# [Your task]
Below are some entries. Reproduce them word for word.

[Stored items]

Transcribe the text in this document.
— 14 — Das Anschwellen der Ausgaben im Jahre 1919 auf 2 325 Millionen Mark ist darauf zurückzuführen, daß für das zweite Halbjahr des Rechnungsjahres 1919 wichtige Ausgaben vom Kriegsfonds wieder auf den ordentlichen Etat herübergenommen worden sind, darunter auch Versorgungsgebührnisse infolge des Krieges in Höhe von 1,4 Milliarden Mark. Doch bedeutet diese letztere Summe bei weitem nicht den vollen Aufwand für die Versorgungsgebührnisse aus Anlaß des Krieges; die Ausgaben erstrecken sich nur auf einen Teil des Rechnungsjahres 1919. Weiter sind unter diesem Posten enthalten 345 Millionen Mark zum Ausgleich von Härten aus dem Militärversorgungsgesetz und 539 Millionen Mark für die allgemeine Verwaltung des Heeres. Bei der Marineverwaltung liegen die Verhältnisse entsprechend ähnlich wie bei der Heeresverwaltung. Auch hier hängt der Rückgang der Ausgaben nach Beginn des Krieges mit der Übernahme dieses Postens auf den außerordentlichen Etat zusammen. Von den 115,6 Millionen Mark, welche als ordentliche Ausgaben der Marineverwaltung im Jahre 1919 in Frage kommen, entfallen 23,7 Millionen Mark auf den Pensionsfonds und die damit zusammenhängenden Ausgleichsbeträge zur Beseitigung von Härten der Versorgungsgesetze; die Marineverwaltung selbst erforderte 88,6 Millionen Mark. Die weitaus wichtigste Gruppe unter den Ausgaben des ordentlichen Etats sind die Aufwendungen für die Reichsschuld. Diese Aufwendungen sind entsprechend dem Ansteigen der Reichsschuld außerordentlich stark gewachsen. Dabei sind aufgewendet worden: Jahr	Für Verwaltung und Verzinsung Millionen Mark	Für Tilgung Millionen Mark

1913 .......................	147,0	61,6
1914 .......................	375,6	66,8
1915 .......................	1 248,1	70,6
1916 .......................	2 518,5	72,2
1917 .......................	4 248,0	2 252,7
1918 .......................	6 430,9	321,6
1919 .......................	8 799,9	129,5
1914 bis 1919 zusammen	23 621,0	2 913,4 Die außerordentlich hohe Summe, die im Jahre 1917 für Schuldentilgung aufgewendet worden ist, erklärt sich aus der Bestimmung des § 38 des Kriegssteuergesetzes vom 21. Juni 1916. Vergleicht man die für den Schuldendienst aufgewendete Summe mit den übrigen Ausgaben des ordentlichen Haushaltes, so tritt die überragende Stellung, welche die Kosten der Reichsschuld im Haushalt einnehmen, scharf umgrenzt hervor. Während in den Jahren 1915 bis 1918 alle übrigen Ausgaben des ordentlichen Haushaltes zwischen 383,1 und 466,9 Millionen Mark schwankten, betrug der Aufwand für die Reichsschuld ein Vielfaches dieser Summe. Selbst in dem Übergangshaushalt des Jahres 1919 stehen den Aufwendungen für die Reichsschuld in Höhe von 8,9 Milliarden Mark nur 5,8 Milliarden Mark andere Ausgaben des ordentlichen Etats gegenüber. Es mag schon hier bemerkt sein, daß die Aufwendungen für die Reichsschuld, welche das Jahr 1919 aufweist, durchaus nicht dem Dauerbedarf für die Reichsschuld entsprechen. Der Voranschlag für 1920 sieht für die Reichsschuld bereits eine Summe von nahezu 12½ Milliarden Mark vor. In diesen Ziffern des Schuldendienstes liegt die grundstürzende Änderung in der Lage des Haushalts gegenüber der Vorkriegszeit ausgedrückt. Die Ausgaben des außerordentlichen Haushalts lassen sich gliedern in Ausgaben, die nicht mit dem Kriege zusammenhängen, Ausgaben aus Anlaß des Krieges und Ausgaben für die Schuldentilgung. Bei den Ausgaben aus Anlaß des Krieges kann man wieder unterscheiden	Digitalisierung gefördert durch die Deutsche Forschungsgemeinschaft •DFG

# [Output]
Transcribe the text in this document.
— 14 — Das Anschwellen der Ausgaben im Jahre 1919 auf 2 325 Millionen Mark ist darauf zurückzuführen, daß für das zweite Halbjahr des Rechnungsjahres 1919 wichtige Ausgaben vom Kriegsfonds wieder auf den ordentlichen Etat herübergenommen worden sind, darunter auch Versorgungsgebührnisse infolge des Krieges in Höhe von 1,4 Milliarden Mark. Doch bedeutet diese letztere Summe bei weitem nicht den vollen Aufwand für die Versorgungsgebührnisse aus Anlaß des Krieges; die Ausgaben erstrecken sich nur auf einen Teil des Rechnungsjahres 1919. Weiter sind unter diesem Posten enthalten 345 Millionen Mark zum Ausgleich von Härten aus dem Militärversorgungsgesetz und 539 Millionen Mark für die allgemeine Verwaltung des Heeres. Bei der Marineverwaltung liegen die Verhältnisse entsprechend ähnlich wie bei der Heeresverwaltung. Auch hier hängt der Rückgang der Ausgaben nach Beginn des Krieges mit der Übernahme dieses Postens auf den außerordentlichen Etat zusammen. Von den 115,6 Millionen Mark, welche als ordentliche Ausgaben der Marineverwaltung im Jahre 1919 in Frage kommen, entfallen 23,7 Millionen Mark auf den Pensionsfonds und die damit zusammenhängenden Ausgleichsbeträge zur Beseitigung von Härten der Versorgungsgesetze; die Marineverwaltung selbst erforderte 88,6 Millionen Mark. Die weitaus wichtigste Gruppe unter den Ausgaben des ordentlichen Etats sind die Aufwendungen für die Reichsschuld. Diese Aufwendungen sind entsprechend dem Ansteigen der Reichsschuld außerordentlich stark gewachsen. Dabei sind aufgewendet worden: Jahr	Für Verwaltung und Verzinsung Millionen Mark	Für Tilgung Millionen Mark

1913 .......................	147,0	61,6
1914 .......................	375,6	66,8
1915 .......................	1 248,1	70,6
1916 .......................	2 518,5	72,2
1917 .......................	4 248,0	2 252,7
1918 .......................	6 430,9	321,6
1919 .......................	8 799,9	129,5
1914 bis 1919 zusammen	23 621,0	2 913,4 Die außerordentlich hohe Summe, die im Jahre 1917 für Schuldentilgung aufgewendet worden ist, erklärt sich aus der Bestimmung des § 38 des Kriegssteuergesetzes vom 21. Juni 1916. Vergleicht man die für den Schuldendienst aufgewendete Summe mit den übrigen Ausgaben des ordentlichen Haushaltes, so tritt die überragende Stellung, welche die Kosten der Reichsschuld im Haushalt einnehmen, scharf umgrenzt hervor. Während in den Jahren 1915 bis 1918 alle übrigen Ausgaben des ordentlichen Haushaltes zwischen 383,1 und 466,9 Millionen Mark schwankten, betrug der Aufwand für die Reichsschuld ein Vielfaches dieser Summe. Selbst in dem Übergangshaushalt des Jahres 1919 stehen den Aufwendungen für die Reichsschuld in Höhe von 8,9 Milliarden Mark nur 5,8 Milliarden Mark andere Ausgaben des ordentlichen Etats gegenüber. Es mag schon hier bemerkt sein, daß die Aufwendungen für die Reichsschuld, welche das Jahr 1919 aufweist, durchaus nicht dem Dauerbedarf für die Reichsschuld entsprechen. Der Voranschlag für 1920 sieht für die Reichsschuld bereits eine Summe von nahezu 12½ Milliarden Mark vor. In diesen Ziffern des Schuldendienstes liegt die grundstürzende Änderung in der Lage des Haushalts gegenüber der Vorkriegszeit ausgedrückt. Die Ausgaben des außerordentlichen Haushalts lassen sich gliedern in Ausgaben, die nicht mit dem Kriege zusammenhängen, Ausgaben aus Anlaß des Krieges und Ausgaben für die Schuldentilgung. Bei den Ausgaben aus Anlaß des Krieges kann man wieder unterscheiden	Digitalisierung gefördert durch die Deutsche Forschungsgemeinschaft •DFG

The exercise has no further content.